Brief 1:
Reproduce the portion of the blog excerpt below that begins at the words "First, Pacifica of" and stops after the words "opening (in chess)".
Brief 2:
Answer these questions using the blog excerpt below:
(a) Which team is Sue on?
(b) What prize do the winners receive?
(c) Whose name appears beneath the statement beginning "While persevering with a belief"?

There are four correct participants in this puzzle, and smart ones they are indeed.
First, Pacifica of the Email Lions.
Second, Sue of the Blogspot Tigers
Third, Val also of theTigers.
Fourth, Bruce of the Email Lions.

Here is Bruce's entry which explains it very well.

--------------------------
CLOSE PROXIMITY both mean being close
CRIMINAL INTENT this is legit
FALSE PRETENCE a pretence is already false
FREE GIFT a gift is allegedly free and without conditions
OPENING GAMBIT a gambit is already an opening (in chess)
PHILHARMONIC ORCHESTRA two words for a large musical ensemble
PIN NUMBER should be PI number
SPOTLESSLY CLEAN spotless already beyond clean
UNEXPECTED SURPRISE already unexpected
--------------------------------------------
Other suggestion include: sherry wine, cash money, sudden impulse, join together. I could have added ATM machine, ABM missal, NATO organization or sum total..

Congratulations guys, you all win the grand prize of an ink pen.

DB
*******************

Change Your Mind

While persevering with a belief may be an epistemic virtue in some contexts, stubbornness is not and its presence does not render knowledge better.

Paul Faulkner
*****************
The tide comes in, the tide goes out. The only thing constant in life is change. But why is it that when we go to sleep we often wake up, and when we wake up in the morning we just go to sleep? People have been known to have dreams which reveal important truths. Why do they come in dreams and not in the light of daily thought?

A person who does not have a regular pattern of thought would probably qualify for being insane. And in that pattern is woven a system of thinking that includes what we know, what we believe and what we question. The daily routines of life keep us sane, I guess, or at least they keep our insanity under control.

Data records
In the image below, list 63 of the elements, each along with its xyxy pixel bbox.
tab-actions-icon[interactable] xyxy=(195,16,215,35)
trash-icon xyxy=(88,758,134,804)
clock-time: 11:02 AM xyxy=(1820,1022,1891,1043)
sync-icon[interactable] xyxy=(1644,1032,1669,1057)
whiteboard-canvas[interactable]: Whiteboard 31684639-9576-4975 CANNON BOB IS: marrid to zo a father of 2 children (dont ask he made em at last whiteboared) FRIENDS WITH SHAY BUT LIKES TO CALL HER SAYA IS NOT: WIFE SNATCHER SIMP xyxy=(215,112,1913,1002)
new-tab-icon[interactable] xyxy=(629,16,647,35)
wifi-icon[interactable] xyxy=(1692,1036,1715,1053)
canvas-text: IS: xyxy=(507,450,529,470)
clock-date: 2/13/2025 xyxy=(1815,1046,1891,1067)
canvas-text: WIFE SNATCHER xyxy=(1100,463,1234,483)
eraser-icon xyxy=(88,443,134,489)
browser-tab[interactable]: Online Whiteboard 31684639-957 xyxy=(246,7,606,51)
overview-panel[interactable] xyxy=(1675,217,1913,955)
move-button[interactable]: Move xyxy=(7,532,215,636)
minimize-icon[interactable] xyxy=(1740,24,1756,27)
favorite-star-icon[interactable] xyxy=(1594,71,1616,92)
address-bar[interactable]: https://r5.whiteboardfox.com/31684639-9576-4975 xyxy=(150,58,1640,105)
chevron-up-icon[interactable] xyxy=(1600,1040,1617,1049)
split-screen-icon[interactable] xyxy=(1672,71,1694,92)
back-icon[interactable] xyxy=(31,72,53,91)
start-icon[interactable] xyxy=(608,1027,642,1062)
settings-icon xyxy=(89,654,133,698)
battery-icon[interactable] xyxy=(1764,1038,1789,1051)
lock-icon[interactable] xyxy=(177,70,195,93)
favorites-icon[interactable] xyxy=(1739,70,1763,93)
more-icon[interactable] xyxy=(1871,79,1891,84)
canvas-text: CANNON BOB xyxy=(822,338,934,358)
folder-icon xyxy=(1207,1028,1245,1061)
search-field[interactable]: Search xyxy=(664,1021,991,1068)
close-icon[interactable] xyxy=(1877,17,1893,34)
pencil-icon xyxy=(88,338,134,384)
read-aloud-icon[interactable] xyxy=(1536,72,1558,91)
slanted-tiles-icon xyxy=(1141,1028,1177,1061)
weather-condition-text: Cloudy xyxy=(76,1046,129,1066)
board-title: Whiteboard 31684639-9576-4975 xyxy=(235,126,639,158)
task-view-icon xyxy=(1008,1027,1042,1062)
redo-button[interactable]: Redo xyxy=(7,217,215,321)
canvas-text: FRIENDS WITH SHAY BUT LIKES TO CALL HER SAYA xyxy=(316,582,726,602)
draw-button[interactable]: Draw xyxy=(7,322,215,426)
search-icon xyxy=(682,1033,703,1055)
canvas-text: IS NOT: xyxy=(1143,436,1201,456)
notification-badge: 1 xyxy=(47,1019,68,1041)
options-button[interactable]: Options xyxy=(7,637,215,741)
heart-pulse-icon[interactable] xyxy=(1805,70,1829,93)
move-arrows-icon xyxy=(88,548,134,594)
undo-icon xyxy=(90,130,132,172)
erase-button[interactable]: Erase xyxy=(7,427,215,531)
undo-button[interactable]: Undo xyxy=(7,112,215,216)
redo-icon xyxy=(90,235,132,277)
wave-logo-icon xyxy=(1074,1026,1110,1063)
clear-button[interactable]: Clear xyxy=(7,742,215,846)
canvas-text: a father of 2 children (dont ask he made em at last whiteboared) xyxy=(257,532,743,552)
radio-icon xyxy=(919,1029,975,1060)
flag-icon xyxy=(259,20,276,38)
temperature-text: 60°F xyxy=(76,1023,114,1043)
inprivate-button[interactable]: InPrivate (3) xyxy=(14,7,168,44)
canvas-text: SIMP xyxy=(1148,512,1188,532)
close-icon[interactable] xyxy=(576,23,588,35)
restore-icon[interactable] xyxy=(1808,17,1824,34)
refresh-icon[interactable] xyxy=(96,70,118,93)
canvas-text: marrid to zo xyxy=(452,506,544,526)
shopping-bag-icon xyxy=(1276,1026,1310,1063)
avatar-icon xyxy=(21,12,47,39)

Worked solution 1:
First, Pacifica of the Email Lions.
Second, Sue of the Blogspot Tigers
Third, Val also of theTigers.
Fourth, Bruce of the Email Lions.

Here is Bruce's entry which explains it very well.

--------------------------
CLOSE PROXIMITY both mean being close
CRIMINAL INTENT this is legit
FALSE PRETENCE a pretence is already false
FREE GIFT a gift is allegedly free and without conditions
OPENING GAMBIT a gambit is already an opening (in chess)

Worked solution 2:
(a) The Blogspot Tigers
(b) An ink pen
(c) Paul Faulkner